Task requirements:
Whatever appears in the data below, copy it exactly.
= = = = = = =
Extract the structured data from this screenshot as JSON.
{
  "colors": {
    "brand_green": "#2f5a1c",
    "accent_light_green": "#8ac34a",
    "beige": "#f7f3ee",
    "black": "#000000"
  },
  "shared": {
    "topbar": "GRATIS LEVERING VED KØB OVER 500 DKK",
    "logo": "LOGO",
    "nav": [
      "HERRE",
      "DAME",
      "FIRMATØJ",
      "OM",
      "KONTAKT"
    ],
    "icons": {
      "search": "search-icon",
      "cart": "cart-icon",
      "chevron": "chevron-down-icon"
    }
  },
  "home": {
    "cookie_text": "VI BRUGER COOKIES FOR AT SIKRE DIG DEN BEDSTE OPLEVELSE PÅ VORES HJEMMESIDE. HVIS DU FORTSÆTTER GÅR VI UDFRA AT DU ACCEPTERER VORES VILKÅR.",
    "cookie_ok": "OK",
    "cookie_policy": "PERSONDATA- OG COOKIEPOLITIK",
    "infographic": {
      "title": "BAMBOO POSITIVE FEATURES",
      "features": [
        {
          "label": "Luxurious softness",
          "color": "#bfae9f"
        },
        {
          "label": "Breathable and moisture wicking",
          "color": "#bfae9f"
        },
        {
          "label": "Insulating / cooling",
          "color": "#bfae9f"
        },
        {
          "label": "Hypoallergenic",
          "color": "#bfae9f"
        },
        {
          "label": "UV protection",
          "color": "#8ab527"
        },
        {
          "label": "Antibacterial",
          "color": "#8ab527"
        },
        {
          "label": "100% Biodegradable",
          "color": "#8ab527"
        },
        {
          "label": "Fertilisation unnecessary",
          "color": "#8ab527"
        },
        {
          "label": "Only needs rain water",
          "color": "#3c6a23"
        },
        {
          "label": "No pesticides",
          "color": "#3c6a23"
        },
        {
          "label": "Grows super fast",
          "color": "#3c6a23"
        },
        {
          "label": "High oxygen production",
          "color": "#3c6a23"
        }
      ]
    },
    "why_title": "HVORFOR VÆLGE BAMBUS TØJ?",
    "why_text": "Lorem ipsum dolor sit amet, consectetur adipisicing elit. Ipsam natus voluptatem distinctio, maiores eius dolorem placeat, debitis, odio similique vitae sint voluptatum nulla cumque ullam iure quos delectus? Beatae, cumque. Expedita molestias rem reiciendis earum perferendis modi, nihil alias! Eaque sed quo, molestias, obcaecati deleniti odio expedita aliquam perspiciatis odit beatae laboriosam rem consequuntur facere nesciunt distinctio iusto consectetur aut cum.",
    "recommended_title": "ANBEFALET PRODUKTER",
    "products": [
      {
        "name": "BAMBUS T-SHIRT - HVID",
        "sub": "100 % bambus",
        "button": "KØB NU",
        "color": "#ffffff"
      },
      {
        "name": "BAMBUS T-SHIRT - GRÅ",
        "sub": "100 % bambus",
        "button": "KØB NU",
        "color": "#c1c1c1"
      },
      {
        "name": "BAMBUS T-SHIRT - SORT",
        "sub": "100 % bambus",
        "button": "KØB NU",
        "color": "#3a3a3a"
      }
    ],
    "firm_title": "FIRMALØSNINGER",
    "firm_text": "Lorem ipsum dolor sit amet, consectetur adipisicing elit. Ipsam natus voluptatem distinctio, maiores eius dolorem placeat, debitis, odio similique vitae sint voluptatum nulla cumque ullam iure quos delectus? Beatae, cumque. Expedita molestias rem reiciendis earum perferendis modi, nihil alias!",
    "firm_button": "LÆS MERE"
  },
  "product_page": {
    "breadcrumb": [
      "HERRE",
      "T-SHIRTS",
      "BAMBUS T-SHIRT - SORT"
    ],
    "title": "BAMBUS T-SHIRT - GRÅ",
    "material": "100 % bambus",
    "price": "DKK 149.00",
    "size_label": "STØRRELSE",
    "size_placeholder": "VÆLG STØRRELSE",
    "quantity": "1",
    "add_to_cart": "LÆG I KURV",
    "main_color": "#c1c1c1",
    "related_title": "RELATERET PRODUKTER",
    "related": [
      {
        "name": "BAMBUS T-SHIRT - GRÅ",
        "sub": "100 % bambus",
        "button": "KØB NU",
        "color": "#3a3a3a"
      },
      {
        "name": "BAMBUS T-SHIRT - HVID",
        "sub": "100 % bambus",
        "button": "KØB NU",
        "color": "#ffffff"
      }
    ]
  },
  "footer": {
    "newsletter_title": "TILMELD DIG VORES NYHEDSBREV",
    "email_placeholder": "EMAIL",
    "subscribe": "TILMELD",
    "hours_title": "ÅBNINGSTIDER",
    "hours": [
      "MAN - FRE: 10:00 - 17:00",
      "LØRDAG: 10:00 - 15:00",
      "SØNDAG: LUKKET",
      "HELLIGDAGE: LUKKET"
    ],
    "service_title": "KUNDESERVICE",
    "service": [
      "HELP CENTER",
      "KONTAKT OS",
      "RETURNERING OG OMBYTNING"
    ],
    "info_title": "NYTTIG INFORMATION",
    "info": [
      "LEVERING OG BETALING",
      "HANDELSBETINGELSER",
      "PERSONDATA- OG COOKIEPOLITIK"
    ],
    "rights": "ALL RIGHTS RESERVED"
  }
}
= = = = = = =
Result of the task:
Extract the structured data from this screenshot as JSON.
{
  "colors": {
    "brand_green": "#2f5a1c",
    "accent_light_green": "#8ac34a",
    "beige": "#f7f3ee",
    "black": "#000000"
  },
  "shared": {
    "topbar": "GRATIS LEVERING VED KØB OVER 500 DKK",
    "logo": "LOGO",
    "nav": [
      "HERRE",
      "DAME",
      "FIRMATØJ",
      "OM",
      "KONTAKT"
    ],
    "icons": {
      "search": "search-icon",
      "cart": "cart-icon",
      "chevron": "chevron-down-icon"
    }
  },
  "home": {
    "cookie_text": "VI BRUGER COOKIES FOR AT SIKRE DIG DEN BEDSTE OPLEVELSE PÅ VORES HJEMMESIDE. HVIS DU FORTSÆTTER GÅR VI UDFRA AT DU ACCEPTERER VORES VILKÅR.",
    "cookie_ok": "OK",
    "cookie_policy": "PERSONDATA- OG COOKIEPOLITIK",
    "infographic": {
      "title": "BAMBOO POSITIVE FEATURES",
      "features": [
        {
          "label": "Luxurious softness",
          "color": "#bfae9f"
        },
        {
          "label": "Breathable and moisture wicking",
          "color": "#bfae9f"
        },
        {
          "label": "Insulating / cooling",
          "color": "#bfae9f"
        },
        {
          "label": "Hypoallergenic",
          "color": "#bfae9f"
        },
        {
          "label": "UV protection",
          "color": "#8ab527"
        },
        {
          "label": "Antibacterial",
          "color": "#8ab527"
        },
        {
          "label": "100% Biodegradable",
          "color": "#8ab527"
        },
        {
          "label": "Fertilisation unnecessary",
          "color": "#8ab527"
        },
        {
          "label": "Only needs rain water",
          "color": "#3c6a23"
        },
        {
          "label": "No pesticides",
          "color": "#3c6a23"
        },
        {
          "label": "Grows super fast",
          "color": "#3c6a23"
        },
        {
          "label": "High oxygen production",
          "color": "#3c6a23"
        }
      ]
    },
    "why_title": "HVORFOR VÆLGE BAMBUS TØJ?",
    "why_text": "Lorem ipsum dolor sit amet, consectetur adipisicing elit. Ipsam natus voluptatem distinctio, maiores eius dolorem placeat, debitis, odio similique vitae sint voluptatum nulla cumque ullam iure quos delectus? Beatae, cumque. Expedita molestias rem reiciendis earum perferendis modi, nihil alias! Eaque sed quo, molestias, obcaecati deleniti odio expedita aliquam perspiciatis odit beatae laboriosam rem consequuntur facere nesciunt distinctio iusto consectetur aut cum.",
    "recommended_title": "ANBEFALET PRODUKTER",
    "products": [
      {
        "name": "BAMBUS T-SHIRT - HVID",
        "sub": "100 % bambus",
        "button": "KØB NU",
        "color": "#ffffff"
      },
      {
        "name": "BAMBUS T-SHIRT - GRÅ",
        "sub": "100 % bambus",
        "button": "KØB NU",
        "color": "#c1c1c1"
      },
      {
        "name": "BAMBUS T-SHIRT - SORT",
        "sub": "100 % bambus",
        "button": "KØB NU",
        "color": "#3a3a3a"
      }
    ],
    "firm_title": "FIRMALØSNINGER",
    "firm_text": "Lorem ipsum dolor sit amet, consectetur adipisicing elit. Ipsam natus voluptatem distinctio, maiores eius dolorem placeat, debitis, odio similique vitae sint voluptatum nulla cumque ullam iure quos delectus? Beatae, cumque. Expedita molestias rem reiciendis earum perferendis modi, nihil alias!",
    "firm_button": "LÆS MERE"
  },
  "product_page": {
    "breadcrumb": [
      "HERRE",
      "T-SHIRTS",
      "BAMBUS T-SHIRT - SORT"
    ],
    "title": "BAMBUS T-SHIRT - GRÅ",
    "material": "100 % bambus",
    "price": "DKK 149.00",
    "size_label": "STØRRELSE",
    "size_placeholder": "VÆLG STØRRELSE",
    "quantity": "1",
    "add_to_cart": "LÆG I KURV",
    "main_color": "#c1c1c1",
    "related_title": "RELATERET PRODUKTER",
    "related": [
      {
        "name": "BAMBUS T-SHIRT - GRÅ",
        "sub": "100 % bambus",
        "button": "KØB NU",
        "color": "#3a3a3a"
      },
      {
        "name": "BAMBUS T-SHIRT - HVID",
        "sub": "100 % bambus",
        "button": "KØB NU",
        "color": "#ffffff"
      }
    ]
  },
  "footer": {
    "newsletter_title": "TILMELD DIG VORES NYHEDSBREV",
    "email_placeholder": "EMAIL",
    "subscribe": "TILMELD",
    "hours_title": "ÅBNINGSTIDER",
    "hours": [
      "MAN - FRE: 10:00 - 17:00",
      "LØRDAG: 10:00 - 15:00",
      "SØNDAG: LUKKET",
      "HELLIGDAGE: LUKKET"
    ],
    "service_title": "KUNDESERVICE",
    "service": [
      "HELP CENTER",
      "KONTAKT OS",
      "RETURNERING OG OMBYTNING"
    ],
    "info_title": "NYTTIG INFORMATION",
    "info": [
      "LEVERING OG BETALING",
      "HANDELSBETINGELSER",
      "PERSONDATA- OG COOKIEPOLITIK"
    ],
    "rights": "ALL RIGHTS RESERVED"
  }
}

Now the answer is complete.